Task to carry out = Report how many lines contain the word "巩固母音与哼鸣训练歌曲演唱"; answer with the number only.

:: Material provided ::

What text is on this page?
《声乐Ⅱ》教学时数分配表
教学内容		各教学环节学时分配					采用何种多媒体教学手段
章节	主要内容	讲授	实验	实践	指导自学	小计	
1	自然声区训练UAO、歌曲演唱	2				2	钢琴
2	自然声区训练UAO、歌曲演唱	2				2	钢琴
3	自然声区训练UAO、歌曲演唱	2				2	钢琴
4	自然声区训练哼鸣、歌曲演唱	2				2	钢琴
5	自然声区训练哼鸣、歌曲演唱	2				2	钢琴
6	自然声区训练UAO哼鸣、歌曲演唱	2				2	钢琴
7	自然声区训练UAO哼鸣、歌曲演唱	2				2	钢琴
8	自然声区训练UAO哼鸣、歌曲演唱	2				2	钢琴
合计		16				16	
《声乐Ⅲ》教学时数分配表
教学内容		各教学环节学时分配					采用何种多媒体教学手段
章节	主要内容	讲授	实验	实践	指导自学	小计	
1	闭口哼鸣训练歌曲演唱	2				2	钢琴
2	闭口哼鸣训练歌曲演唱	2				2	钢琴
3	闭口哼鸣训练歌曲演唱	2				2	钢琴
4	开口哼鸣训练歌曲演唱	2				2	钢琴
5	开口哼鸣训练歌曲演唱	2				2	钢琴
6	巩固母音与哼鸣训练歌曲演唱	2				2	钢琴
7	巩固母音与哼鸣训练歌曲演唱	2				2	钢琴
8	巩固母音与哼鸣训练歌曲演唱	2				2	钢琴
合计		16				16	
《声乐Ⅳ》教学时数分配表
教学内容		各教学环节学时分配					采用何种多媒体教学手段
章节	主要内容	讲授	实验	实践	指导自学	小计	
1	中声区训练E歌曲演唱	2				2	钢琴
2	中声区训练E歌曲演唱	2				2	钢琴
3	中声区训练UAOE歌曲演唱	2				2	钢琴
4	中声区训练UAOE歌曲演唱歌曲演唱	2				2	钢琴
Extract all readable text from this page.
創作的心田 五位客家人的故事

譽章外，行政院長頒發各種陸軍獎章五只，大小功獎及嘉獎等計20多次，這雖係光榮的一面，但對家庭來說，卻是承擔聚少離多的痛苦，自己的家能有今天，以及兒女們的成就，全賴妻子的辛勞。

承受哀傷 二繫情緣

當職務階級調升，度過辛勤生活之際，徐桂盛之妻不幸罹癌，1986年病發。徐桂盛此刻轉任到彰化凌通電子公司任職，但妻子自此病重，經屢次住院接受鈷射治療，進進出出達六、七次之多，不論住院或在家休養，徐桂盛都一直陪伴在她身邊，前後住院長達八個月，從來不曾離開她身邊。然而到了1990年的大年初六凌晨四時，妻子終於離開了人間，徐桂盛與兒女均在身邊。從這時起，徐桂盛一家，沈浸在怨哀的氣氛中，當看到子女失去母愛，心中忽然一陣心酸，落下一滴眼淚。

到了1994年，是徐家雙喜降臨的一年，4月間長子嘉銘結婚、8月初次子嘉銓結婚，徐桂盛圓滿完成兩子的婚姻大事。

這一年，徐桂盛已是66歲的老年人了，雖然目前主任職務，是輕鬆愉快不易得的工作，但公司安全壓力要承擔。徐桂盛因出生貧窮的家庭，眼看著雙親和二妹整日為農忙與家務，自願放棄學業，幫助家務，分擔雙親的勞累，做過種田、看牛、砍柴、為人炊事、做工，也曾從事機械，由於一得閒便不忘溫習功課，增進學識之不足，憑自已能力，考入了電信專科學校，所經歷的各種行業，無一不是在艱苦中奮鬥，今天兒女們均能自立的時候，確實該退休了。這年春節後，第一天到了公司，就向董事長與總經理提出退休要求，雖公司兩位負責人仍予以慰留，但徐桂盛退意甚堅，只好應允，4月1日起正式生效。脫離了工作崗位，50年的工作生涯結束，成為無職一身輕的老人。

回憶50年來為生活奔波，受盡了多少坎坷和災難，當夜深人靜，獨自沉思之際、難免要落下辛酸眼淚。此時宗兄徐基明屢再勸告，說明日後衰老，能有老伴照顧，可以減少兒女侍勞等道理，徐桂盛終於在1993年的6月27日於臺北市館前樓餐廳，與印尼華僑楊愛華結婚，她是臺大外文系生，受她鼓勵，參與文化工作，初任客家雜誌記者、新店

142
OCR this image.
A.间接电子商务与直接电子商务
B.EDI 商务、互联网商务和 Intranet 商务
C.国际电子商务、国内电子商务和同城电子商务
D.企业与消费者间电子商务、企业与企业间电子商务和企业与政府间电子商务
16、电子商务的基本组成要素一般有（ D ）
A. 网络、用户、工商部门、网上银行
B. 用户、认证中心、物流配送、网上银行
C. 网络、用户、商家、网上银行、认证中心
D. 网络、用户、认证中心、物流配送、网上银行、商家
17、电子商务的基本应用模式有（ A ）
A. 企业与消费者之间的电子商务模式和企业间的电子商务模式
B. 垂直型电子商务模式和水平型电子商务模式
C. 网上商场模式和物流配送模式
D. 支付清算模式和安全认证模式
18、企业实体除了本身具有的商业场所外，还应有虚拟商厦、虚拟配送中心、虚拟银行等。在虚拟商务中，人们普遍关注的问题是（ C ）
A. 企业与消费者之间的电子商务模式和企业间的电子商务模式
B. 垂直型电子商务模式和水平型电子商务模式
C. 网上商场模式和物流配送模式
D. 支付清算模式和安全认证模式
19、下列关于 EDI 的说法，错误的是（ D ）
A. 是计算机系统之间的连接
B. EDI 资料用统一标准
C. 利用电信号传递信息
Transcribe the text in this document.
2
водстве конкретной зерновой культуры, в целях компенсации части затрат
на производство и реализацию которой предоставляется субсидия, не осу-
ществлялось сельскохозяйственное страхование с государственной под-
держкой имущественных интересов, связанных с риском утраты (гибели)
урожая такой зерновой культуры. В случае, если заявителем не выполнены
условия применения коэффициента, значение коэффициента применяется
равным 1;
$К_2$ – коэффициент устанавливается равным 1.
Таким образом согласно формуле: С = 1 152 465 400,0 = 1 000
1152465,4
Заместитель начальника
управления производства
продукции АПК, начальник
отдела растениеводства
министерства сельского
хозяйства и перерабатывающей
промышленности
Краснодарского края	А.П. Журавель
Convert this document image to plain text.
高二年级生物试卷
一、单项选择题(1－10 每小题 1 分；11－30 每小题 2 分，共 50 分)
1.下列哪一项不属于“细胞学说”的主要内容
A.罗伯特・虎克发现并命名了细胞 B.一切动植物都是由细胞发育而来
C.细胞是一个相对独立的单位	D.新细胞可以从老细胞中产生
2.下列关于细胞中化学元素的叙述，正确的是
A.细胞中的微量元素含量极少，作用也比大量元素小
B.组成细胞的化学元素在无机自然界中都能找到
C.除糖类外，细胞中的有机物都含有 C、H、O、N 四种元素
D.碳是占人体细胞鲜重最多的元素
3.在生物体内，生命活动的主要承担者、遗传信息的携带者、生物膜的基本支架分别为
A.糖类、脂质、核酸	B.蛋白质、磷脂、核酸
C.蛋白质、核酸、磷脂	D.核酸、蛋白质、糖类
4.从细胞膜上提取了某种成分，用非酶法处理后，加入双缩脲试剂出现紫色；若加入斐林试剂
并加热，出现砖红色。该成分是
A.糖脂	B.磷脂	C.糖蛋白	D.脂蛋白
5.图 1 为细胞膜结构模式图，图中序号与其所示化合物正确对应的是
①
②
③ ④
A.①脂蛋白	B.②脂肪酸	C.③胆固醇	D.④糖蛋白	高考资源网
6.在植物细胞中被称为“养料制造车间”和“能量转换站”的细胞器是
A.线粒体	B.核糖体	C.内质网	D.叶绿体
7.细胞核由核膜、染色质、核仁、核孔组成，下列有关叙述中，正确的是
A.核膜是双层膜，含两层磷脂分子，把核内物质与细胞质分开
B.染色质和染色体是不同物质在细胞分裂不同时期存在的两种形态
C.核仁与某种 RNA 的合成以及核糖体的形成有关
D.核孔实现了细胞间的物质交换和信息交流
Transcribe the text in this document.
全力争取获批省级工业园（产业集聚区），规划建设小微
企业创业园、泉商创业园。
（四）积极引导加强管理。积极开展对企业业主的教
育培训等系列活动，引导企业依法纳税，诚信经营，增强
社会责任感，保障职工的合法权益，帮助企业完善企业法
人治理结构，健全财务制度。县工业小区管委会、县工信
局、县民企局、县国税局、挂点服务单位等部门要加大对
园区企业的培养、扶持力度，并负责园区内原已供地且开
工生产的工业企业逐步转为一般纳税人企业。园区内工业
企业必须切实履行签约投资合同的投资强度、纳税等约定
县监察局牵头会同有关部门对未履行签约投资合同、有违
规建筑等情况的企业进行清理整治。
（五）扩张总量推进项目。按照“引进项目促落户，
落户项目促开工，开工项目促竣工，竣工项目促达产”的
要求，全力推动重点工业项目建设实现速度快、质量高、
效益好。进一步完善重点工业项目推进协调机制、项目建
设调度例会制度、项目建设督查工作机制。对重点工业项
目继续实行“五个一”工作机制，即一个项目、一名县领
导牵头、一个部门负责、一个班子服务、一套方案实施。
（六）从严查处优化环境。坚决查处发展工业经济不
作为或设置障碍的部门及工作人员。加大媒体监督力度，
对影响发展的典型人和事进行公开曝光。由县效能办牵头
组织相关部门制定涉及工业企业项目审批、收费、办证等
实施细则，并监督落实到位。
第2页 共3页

:::

Solution = 3